** start Material shown **

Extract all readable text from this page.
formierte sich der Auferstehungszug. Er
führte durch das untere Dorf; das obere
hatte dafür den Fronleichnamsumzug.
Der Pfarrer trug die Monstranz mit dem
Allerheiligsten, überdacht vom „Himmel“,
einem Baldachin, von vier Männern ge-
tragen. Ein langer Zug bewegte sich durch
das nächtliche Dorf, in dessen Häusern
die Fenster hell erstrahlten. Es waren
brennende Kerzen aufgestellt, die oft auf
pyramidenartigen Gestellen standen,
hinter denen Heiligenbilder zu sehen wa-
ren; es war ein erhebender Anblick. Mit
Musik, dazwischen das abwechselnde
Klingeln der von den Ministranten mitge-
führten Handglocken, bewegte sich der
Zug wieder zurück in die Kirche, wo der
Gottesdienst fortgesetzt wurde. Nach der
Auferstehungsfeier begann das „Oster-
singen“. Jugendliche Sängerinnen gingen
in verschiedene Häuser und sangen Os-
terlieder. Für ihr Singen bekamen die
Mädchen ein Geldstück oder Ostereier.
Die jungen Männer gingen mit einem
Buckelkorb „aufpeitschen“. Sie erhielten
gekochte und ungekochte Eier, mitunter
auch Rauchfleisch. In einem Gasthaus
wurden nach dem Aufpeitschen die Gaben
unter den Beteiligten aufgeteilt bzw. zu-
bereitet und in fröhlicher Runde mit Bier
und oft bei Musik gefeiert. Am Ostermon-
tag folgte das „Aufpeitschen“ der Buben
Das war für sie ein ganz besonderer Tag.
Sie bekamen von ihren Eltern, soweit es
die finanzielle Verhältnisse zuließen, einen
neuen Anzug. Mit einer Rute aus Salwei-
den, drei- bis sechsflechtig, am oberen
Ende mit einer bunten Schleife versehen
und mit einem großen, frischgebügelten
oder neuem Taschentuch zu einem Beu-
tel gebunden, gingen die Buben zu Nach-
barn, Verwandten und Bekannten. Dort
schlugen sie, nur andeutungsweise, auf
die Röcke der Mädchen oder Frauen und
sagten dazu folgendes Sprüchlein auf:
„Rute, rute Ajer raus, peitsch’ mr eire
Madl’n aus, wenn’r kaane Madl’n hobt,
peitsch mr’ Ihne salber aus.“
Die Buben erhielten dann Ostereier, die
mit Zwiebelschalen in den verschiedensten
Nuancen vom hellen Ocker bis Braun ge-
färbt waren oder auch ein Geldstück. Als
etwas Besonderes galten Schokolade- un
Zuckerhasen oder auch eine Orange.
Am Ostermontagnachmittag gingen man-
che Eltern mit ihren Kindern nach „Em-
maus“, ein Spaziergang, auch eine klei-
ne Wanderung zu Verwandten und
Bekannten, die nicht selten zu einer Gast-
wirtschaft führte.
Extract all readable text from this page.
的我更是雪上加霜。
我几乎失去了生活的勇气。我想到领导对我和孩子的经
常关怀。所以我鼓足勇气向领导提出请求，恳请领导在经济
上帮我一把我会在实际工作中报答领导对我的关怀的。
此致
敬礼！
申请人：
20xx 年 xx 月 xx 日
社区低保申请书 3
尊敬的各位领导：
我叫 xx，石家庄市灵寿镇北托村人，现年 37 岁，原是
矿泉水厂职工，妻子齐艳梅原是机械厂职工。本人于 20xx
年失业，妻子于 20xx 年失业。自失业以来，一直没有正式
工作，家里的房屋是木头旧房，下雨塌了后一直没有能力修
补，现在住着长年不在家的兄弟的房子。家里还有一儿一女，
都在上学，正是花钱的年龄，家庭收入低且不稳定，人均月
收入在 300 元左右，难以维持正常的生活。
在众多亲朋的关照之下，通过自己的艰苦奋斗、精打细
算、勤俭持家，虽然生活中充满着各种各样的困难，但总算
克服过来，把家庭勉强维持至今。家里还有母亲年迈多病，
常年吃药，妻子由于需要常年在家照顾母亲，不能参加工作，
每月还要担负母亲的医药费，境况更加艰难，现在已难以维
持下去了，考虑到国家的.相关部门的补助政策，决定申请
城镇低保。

** end Material shown **

◆ To be done
Retype the listing above in full, with no alterations.

◆ Result of this exercise
Extract all readable text from this page.
formierte sich der Auferstehungszug. Er
führte durch das untere Dorf; das obere
hatte dafür den Fronleichnamsumzug.
Der Pfarrer trug die Monstranz mit dem
Allerheiligsten, überdacht vom „Himmel“,
einem Baldachin, von vier Männern ge-
tragen. Ein langer Zug bewegte sich durch
das nächtliche Dorf, in dessen Häusern
die Fenster hell erstrahlten. Es waren
brennende Kerzen aufgestellt, die oft auf
pyramidenartigen Gestellen standen,
hinter denen Heiligenbilder zu sehen wa-
ren; es war ein erhebender Anblick. Mit
Musik, dazwischen das abwechselnde
Klingeln der von den Ministranten mitge-
führten Handglocken, bewegte sich der
Zug wieder zurück in die Kirche, wo der
Gottesdienst fortgesetzt wurde. Nach der
Auferstehungsfeier begann das „Oster-
singen“. Jugendliche Sängerinnen gingen
in verschiedene Häuser und sangen Os-
terlieder. Für ihr Singen bekamen die
Mädchen ein Geldstück oder Ostereier.
Die jungen Männer gingen mit einem
Buckelkorb „aufpeitschen“. Sie erhielten
gekochte und ungekochte Eier, mitunter
auch Rauchfleisch. In einem Gasthaus
wurden nach dem Aufpeitschen die Gaben
unter den Beteiligten aufgeteilt bzw. zu-
bereitet und in fröhlicher Runde mit Bier
und oft bei Musik gefeiert. Am Ostermon-
tag folgte das „Aufpeitschen“ der Buben
Das war für sie ein ganz besonderer Tag.
Sie bekamen von ihren Eltern, soweit es
die finanzielle Verhältnisse zuließen, einen
neuen Anzug. Mit einer Rute aus Salwei-
den, drei- bis sechsflechtig, am oberen
Ende mit einer bunten Schleife versehen
und mit einem großen, frischgebügelten
oder neuem Taschentuch zu einem Beu-
tel gebunden, gingen die Buben zu Nach-
barn, Verwandten und Bekannten. Dort
schlugen sie, nur andeutungsweise, auf
die Röcke der Mädchen oder Frauen und
sagten dazu folgendes Sprüchlein auf:
„Rute, rute Ajer raus, peitsch’ mr eire
Madl’n aus, wenn’r kaane Madl’n hobt,
peitsch mr’ Ihne salber aus.“
Die Buben erhielten dann Ostereier, die
mit Zwiebelschalen in den verschiedensten
Nuancen vom hellen Ocker bis Braun ge-
färbt waren oder auch ein Geldstück. Als
etwas Besonderes galten Schokolade- un
Zuckerhasen oder auch eine Orange.
Am Ostermontagnachmittag gingen man-
che Eltern mit ihren Kindern nach „Em-
maus“, ein Spaziergang, auch eine klei-
ne Wanderung zu Verwandten und
Bekannten, die nicht selten zu einer Gast-
wirtschaft führte.
Extract all readable text from this page.
的我更是雪上加霜。
我几乎失去了生活的勇气。我想到领导对我和孩子的经
常关怀。所以我鼓足勇气向领导提出请求，恳请领导在经济
上帮我一把我会在实际工作中报答领导对我的关怀的。
此致
敬礼！
申请人：
20xx 年 xx 月 xx 日
社区低保申请书 3
尊敬的各位领导：
我叫 xx，石家庄市灵寿镇北托村人，现年 37 岁，原是
矿泉水厂职工，妻子齐艳梅原是机械厂职工。本人于 20xx
年失业，妻子于 20xx 年失业。自失业以来，一直没有正式
工作，家里的房屋是木头旧房，下雨塌了后一直没有能力修
补，现在住着长年不在家的兄弟的房子。家里还有一儿一女，
都在上学，正是花钱的年龄，家庭收入低且不稳定，人均月
收入在 300 元左右，难以维持正常的生活。
在众多亲朋的关照之下，通过自己的艰苦奋斗、精打细
算、勤俭持家，虽然生活中充满着各种各样的困难，但总算
克服过来，把家庭勉强维持至今。家里还有母亲年迈多病，
常年吃药，妻子由于需要常年在家照顾母亲，不能参加工作，
每月还要担负母亲的医药费，境况更加艰难，现在已难以维
持下去了，考虑到国家的.相关部门的补助政策，决定申请
城镇低保。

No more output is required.